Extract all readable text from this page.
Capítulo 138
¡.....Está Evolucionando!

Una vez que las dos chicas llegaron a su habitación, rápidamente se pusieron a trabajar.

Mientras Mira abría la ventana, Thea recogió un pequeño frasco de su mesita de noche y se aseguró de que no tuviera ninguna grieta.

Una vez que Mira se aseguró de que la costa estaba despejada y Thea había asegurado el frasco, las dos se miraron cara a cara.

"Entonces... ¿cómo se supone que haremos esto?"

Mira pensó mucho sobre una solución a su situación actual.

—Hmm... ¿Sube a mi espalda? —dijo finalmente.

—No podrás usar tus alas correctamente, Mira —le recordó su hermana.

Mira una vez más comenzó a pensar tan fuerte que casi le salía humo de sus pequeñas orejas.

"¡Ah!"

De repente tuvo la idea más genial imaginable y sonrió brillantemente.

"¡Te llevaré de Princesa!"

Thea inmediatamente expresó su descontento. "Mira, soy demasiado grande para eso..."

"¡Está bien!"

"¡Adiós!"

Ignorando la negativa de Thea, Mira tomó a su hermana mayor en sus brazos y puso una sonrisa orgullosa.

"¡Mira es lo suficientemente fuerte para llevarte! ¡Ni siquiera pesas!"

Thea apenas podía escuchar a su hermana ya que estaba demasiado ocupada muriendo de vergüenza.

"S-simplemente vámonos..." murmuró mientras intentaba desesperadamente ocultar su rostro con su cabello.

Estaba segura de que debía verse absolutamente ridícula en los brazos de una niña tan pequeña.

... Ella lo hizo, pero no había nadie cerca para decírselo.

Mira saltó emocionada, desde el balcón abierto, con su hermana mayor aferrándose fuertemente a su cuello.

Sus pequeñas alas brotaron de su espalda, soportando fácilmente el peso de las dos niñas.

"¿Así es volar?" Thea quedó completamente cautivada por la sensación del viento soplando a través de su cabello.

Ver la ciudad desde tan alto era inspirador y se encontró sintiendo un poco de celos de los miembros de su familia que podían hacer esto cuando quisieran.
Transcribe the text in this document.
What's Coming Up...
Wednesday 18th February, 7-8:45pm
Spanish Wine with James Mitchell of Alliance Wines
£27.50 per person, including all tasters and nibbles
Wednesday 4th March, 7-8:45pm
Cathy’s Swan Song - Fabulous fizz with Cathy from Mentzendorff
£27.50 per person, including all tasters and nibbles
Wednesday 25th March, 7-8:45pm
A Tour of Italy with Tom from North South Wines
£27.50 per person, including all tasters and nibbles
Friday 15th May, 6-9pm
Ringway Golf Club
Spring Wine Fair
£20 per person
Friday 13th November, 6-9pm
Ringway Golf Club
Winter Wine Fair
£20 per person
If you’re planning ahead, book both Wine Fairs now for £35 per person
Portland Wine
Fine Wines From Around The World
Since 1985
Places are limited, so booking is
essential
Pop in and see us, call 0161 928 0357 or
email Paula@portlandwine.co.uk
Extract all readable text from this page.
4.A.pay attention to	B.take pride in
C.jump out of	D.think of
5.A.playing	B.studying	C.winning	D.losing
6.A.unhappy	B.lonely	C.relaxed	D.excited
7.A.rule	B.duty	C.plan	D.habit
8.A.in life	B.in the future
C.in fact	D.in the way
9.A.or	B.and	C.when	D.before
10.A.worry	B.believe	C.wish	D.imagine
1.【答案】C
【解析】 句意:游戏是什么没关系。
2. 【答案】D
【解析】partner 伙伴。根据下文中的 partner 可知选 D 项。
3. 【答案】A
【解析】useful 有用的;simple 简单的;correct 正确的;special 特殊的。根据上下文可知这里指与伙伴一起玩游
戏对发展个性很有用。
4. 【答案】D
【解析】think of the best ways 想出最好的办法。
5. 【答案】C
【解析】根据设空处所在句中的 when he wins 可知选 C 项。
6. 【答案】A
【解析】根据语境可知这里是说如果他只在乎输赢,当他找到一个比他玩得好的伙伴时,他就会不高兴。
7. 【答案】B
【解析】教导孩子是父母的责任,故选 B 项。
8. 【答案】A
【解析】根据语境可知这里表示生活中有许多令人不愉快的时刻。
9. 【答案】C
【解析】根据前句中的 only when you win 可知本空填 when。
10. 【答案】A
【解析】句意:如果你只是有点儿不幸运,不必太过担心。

**Exercise directions:**
Pick out each line in the material containing "desde".

**Answer:**
Mira saltó emocionada, desde el balcón abierto, con su hermana mayor aferrándose fuertemente a su cuello.
Ver la ciudad desde tan alto era inspirador y se encontró sintiendo un poco de celos de los miembros de su familia que podían hacer esto cuando quisieran.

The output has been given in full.